Exercise details: Your answer should be a single number: how many lines in the data below hold the string "quality".

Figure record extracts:
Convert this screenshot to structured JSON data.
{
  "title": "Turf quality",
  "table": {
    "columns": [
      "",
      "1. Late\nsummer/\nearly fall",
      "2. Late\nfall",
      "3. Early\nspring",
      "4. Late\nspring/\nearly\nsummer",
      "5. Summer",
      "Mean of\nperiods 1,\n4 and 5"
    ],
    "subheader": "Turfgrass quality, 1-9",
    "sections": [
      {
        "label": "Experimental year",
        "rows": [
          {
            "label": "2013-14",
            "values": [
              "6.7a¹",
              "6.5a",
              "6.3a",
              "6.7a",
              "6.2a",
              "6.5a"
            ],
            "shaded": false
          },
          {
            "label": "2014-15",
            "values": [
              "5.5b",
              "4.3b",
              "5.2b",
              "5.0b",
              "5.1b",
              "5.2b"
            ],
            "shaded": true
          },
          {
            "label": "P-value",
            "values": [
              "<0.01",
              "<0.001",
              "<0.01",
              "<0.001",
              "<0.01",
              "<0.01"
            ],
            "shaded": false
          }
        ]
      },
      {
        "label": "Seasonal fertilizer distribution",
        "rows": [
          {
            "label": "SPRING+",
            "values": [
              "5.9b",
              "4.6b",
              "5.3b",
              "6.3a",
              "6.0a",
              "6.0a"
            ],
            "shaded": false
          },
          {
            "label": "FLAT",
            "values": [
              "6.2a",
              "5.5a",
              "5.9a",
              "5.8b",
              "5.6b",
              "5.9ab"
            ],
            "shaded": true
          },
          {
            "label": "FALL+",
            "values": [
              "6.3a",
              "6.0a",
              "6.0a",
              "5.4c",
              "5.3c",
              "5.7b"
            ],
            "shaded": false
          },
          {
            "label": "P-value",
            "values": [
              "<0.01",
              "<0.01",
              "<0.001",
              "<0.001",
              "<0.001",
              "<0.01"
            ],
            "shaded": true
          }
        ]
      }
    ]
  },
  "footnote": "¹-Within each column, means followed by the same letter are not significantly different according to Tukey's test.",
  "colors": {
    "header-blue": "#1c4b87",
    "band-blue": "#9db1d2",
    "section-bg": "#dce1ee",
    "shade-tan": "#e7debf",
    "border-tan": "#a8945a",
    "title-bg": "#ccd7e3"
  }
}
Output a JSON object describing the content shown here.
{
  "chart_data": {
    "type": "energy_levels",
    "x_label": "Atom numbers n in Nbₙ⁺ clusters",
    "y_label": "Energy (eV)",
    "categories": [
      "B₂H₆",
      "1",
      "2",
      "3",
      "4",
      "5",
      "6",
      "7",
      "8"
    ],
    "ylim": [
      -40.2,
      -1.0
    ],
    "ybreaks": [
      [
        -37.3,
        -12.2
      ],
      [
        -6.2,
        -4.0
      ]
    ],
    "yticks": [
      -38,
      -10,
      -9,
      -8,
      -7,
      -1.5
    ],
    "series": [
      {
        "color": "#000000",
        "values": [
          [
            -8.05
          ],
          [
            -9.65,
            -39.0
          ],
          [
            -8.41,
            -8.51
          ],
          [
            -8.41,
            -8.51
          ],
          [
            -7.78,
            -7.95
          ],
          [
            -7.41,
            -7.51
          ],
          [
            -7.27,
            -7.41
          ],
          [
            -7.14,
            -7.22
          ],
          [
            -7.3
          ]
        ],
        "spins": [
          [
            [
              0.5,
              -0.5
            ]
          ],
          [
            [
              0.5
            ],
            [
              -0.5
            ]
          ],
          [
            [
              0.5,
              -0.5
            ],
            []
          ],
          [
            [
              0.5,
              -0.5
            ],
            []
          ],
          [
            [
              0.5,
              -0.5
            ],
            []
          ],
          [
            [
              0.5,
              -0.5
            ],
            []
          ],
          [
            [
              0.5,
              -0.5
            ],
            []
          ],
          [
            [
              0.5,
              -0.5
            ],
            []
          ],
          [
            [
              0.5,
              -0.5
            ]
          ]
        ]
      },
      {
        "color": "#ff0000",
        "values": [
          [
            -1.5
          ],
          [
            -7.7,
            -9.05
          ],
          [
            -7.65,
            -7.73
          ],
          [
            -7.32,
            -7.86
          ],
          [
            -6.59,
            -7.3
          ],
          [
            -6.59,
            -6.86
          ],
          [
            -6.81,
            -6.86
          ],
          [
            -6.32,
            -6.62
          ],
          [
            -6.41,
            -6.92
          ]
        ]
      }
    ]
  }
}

Task response: 2